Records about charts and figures
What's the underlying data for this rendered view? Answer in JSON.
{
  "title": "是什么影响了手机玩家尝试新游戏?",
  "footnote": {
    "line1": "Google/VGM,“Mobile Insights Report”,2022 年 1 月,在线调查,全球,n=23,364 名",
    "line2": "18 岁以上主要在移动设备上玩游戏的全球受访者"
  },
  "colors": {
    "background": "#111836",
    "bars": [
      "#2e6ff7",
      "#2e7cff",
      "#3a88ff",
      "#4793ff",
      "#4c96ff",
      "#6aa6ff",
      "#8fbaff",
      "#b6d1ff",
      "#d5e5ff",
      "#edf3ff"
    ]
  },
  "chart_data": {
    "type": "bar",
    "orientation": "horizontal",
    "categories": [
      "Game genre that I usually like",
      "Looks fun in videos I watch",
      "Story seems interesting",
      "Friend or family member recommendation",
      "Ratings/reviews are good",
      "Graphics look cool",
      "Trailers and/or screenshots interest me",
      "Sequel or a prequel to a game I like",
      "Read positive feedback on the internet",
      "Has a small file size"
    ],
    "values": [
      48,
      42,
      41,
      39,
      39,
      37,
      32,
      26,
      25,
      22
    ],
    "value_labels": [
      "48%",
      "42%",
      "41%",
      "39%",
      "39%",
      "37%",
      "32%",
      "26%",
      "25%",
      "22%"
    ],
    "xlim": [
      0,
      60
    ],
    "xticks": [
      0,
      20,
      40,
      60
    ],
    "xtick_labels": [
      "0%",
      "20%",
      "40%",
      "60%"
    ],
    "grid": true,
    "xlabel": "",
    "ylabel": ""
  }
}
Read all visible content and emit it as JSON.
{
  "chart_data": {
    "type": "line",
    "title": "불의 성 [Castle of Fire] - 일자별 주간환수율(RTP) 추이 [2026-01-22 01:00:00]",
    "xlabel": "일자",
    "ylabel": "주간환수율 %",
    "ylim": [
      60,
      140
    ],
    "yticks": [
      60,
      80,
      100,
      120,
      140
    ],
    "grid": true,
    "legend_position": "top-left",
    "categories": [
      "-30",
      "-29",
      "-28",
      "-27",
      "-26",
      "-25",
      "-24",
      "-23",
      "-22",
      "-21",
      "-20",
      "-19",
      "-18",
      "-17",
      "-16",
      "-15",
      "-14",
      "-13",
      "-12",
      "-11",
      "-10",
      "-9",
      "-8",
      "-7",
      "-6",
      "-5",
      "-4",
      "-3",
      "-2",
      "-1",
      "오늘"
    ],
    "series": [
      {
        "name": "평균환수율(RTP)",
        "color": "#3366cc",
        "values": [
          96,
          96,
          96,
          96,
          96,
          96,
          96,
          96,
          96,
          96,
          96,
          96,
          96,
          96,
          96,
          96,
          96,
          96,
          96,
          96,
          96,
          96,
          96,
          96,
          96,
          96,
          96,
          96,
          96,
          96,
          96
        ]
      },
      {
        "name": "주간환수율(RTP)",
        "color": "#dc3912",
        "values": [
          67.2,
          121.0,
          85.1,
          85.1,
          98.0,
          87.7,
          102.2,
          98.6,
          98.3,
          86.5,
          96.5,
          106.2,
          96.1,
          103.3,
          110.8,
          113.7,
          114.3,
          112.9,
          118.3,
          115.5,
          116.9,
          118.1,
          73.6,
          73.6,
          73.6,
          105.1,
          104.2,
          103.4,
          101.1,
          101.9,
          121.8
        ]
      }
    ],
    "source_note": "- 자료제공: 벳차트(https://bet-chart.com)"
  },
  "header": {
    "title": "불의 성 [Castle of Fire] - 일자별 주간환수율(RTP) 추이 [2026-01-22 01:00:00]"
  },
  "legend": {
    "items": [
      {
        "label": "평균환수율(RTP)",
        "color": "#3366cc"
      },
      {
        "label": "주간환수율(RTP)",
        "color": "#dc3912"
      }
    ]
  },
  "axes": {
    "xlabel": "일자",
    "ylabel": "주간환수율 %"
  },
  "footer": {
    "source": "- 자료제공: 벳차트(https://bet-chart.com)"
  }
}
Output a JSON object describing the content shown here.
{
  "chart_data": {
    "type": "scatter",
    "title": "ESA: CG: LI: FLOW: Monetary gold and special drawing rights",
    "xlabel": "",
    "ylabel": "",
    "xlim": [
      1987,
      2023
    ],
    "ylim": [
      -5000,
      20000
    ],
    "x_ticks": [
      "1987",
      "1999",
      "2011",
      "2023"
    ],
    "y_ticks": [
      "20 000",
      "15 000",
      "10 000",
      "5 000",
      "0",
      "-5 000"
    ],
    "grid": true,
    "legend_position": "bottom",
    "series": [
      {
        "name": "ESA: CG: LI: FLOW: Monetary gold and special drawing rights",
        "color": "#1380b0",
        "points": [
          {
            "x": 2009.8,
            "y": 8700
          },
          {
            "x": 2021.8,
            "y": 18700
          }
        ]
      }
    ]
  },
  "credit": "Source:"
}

_OBJECTIVE_.
Return the material in full, exactly as shown.

_RESPONSE_.
What's the underlying data for this rendered view? Answer in JSON.
{
  "title": "是什么影响了手机玩家尝试新游戏?",
  "footnote": {
    "line1": "Google/VGM,“Mobile Insights Report”,2022 年 1 月,在线调查,全球,n=23,364 名",
    "line2": "18 岁以上主要在移动设备上玩游戏的全球受访者"
  },
  "colors": {
    "background": "#111836",
    "bars": [
      "#2e6ff7",
      "#2e7cff",
      "#3a88ff",
      "#4793ff",
      "#4c96ff",
      "#6aa6ff",
      "#8fbaff",
      "#b6d1ff",
      "#d5e5ff",
      "#edf3ff"
    ]
  },
  "chart_data": {
    "type": "bar",
    "orientation": "horizontal",
    "categories": [
      "Game genre that I usually like",
      "Looks fun in videos I watch",
      "Story seems interesting",
      "Friend or family member recommendation",
      "Ratings/reviews are good",
      "Graphics look cool",
      "Trailers and/or screenshots interest me",
      "Sequel or a prequel to a game I like",
      "Read positive feedback on the internet",
      "Has a small file size"
    ],
    "values": [
      48,
      42,
      41,
      39,
      39,
      37,
      32,
      26,
      25,
      22
    ],
    "value_labels": [
      "48%",
      "42%",
      "41%",
      "39%",
      "39%",
      "37%",
      "32%",
      "26%",
      "25%",
      "22%"
    ],
    "xlim": [
      0,
      60
    ],
    "xticks": [
      0,
      20,
      40,
      60
    ],
    "xtick_labels": [
      "0%",
      "20%",
      "40%",
      "60%"
    ],
    "grid": true,
    "xlabel": "",
    "ylabel": ""
  }
}
Read all visible content and emit it as JSON.
{
  "chart_data": {
    "type": "line",
    "title": "불의 성 [Castle of Fire] - 일자별 주간환수율(RTP) 추이 [2026-01-22 01:00:00]",
    "xlabel": "일자",
    "ylabel": "주간환수율 %",
    "ylim": [
      60,
      140
    ],
    "yticks": [
      60,
      80,
      100,
      120,
      140
    ],
    "grid": true,
    "legend_position": "top-left",
    "categories": [
      "-30",
      "-29",
      "-28",
      "-27",
      "-26",
      "-25",
      "-24",
      "-23",
      "-22",
      "-21",
      "-20",
      "-19",
      "-18",
      "-17",
      "-16",
      "-15",
      "-14",
      "-13",
      "-12",
      "-11",
      "-10",
      "-9",
      "-8",
      "-7",
      "-6",
      "-5",
      "-4",
      "-3",
      "-2",
      "-1",
      "오늘"
    ],
    "series": [
      {
        "name": "평균환수율(RTP)",
        "color": "#3366cc",
        "values": [
          96,
          96,
          96,
          96,
          96,
          96,
          96,
          96,
          96,
          96,
          96,
          96,
          96,
          96,
          96,
          96,
          96,
          96,
          96,
          96,
          96,
          96,
          96,
          96,
          96,
          96,
          96,
          96,
          96,
          96,
          96
        ]
      },
      {
        "name": "주간환수율(RTP)",
        "color": "#dc3912",
        "values": [
          67.2,
          121.0,
          85.1,
          85.1,
          98.0,
          87.7,
          102.2,
          98.6,
          98.3,
          86.5,
          96.5,
          106.2,
          96.1,
          103.3,
          110.8,
          113.7,
          114.3,
          112.9,
          118.3,
          115.5,
          116.9,
          118.1,
          73.6,
          73.6,
          73.6,
          105.1,
          104.2,
          103.4,
          101.1,
          101.9,
          121.8
        ]
      }
    ],
    "source_note": "- 자료제공: 벳차트(https://bet-chart.com)"
  },
  "header": {
    "title": "불의 성 [Castle of Fire] - 일자별 주간환수율(RTP) 추이 [2026-01-22 01:00:00]"
  },
  "legend": {
    "items": [
      {
        "label": "평균환수율(RTP)",
        "color": "#3366cc"
      },
      {
        "label": "주간환수율(RTP)",
        "color": "#dc3912"
      }
    ]
  },
  "axes": {
    "xlabel": "일자",
    "ylabel": "주간환수율 %"
  },
  "footer": {
    "source": "- 자료제공: 벳차트(https://bet-chart.com)"
  }
}
Output a JSON object describing the content shown here.
{
  "chart_data": {
    "type": "scatter",
    "title": "ESA: CG: LI: FLOW: Monetary gold and special drawing rights",
    "xlabel": "",
    "ylabel": "",
    "xlim": [
      1987,
      2023
    ],
    "ylim": [
      -5000,
      20000
    ],
    "x_ticks": [
      "1987",
      "1999",
      "2011",
      "2023"
    ],
    "y_ticks": [
      "20 000",
      "15 000",
      "10 000",
      "5 000",
      "0",
      "-5 000"
    ],
    "grid": true,
    "legend_position": "bottom",
    "series": [
      {
        "name": "ESA: CG: LI: FLOW: Monetary gold and special drawing rights",
        "color": "#1380b0",
        "points": [
          {
            "x": 2009.8,
            "y": 8700
          },
          {
            "x": 2021.8,
            "y": 18700
          }
        ]
      }
    ]
  },
  "credit": "Source:"
}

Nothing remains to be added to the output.